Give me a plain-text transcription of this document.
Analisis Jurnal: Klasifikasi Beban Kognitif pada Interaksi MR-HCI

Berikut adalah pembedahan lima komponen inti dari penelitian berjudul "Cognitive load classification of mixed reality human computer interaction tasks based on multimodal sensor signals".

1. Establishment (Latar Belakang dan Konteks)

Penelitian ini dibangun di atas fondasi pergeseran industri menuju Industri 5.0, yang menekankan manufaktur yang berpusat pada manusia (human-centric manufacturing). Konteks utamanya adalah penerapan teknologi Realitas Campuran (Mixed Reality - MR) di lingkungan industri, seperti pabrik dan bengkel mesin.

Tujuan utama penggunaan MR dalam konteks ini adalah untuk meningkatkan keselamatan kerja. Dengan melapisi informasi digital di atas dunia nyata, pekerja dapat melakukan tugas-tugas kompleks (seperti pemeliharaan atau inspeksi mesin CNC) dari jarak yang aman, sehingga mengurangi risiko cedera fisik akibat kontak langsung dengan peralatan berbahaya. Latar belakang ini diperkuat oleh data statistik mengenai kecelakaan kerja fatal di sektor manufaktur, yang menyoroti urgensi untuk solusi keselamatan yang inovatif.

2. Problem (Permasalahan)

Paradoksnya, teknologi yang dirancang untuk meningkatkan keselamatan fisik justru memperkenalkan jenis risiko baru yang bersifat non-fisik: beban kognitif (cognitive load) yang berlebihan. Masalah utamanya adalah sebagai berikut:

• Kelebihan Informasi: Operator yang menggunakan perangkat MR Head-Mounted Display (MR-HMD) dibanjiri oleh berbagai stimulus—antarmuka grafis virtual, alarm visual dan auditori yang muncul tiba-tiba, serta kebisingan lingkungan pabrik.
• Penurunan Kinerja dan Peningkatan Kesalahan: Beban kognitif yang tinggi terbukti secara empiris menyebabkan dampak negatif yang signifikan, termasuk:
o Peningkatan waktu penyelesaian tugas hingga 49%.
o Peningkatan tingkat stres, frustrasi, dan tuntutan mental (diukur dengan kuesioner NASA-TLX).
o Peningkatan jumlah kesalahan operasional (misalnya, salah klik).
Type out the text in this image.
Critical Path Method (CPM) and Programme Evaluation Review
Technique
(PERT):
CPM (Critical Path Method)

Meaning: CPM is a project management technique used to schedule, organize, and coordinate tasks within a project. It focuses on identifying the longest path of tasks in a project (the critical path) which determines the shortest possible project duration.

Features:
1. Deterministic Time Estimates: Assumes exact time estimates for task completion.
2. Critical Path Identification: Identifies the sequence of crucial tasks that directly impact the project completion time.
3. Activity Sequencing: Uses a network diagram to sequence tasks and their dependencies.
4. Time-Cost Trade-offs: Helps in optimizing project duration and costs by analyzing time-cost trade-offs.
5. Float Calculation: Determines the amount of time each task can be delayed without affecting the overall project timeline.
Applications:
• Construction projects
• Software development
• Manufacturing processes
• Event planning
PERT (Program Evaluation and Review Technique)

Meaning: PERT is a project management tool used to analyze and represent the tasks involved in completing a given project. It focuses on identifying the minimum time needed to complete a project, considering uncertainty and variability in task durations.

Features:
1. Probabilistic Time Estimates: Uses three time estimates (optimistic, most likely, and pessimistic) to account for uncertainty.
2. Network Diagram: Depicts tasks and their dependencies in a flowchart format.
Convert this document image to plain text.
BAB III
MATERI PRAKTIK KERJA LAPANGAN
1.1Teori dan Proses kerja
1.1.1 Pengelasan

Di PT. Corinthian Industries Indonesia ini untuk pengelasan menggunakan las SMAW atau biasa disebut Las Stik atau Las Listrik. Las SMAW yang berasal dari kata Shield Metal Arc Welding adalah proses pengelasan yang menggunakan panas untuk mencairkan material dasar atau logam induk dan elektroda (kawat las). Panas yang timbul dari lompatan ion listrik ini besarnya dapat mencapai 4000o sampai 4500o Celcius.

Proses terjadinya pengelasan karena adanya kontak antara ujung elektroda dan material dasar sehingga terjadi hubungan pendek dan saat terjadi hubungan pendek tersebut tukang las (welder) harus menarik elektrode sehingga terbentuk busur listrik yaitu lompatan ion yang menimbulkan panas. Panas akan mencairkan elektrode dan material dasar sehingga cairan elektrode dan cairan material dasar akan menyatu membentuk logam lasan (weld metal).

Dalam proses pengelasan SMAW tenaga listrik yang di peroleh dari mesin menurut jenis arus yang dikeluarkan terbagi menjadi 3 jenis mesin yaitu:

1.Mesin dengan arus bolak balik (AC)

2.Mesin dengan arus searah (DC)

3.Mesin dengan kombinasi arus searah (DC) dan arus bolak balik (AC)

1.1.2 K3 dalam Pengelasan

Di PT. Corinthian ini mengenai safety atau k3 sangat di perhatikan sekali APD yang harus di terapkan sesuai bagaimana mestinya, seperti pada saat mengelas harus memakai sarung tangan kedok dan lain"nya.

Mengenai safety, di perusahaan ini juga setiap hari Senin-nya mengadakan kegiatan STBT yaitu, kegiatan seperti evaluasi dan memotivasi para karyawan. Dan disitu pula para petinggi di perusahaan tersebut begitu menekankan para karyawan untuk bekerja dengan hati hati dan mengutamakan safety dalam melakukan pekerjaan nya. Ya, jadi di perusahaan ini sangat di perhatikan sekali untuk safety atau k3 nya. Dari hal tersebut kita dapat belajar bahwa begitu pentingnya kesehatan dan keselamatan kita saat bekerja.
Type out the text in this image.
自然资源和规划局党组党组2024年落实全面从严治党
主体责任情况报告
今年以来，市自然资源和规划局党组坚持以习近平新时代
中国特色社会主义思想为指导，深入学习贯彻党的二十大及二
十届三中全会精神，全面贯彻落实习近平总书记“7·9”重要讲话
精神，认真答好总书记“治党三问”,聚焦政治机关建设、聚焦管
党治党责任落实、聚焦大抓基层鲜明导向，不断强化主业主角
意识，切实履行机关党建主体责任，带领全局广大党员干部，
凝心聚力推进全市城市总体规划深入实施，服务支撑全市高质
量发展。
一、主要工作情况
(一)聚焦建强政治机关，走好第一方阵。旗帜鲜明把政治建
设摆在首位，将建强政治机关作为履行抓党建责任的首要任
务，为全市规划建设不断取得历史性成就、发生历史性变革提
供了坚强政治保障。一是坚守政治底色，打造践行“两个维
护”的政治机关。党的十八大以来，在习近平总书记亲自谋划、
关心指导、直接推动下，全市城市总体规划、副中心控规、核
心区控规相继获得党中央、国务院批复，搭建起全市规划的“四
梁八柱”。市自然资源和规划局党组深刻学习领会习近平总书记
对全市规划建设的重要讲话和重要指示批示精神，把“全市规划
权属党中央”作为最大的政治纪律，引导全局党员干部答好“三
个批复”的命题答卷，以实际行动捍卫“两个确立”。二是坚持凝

EXERCISE: Select every line where the word "time" occurs.

WORKED ANSWER:
1. Deterministic Time Estimates: Assumes exact time estimates for task completion.
2. Critical Path Identification: Identifies the sequence of crucial tasks that directly impact the project completion time.
4. Time-Cost Trade-offs: Helps in optimizing project duration and costs by analyzing time-cost trade-offs.
5. Float Calculation: Determines the amount of time each task can be delayed without affecting the overall project timeline.
Meaning: PERT is a project management tool used to analyze and represent the tasks involved in completing a given project. It focuses on identifying the minimum time needed to complete a project, considering uncertainty and variability in task durations.
1. Probabilistic Time Estimates: Uses three time estimates (optimistic, most likely, and pessimistic) to account for uncertainty.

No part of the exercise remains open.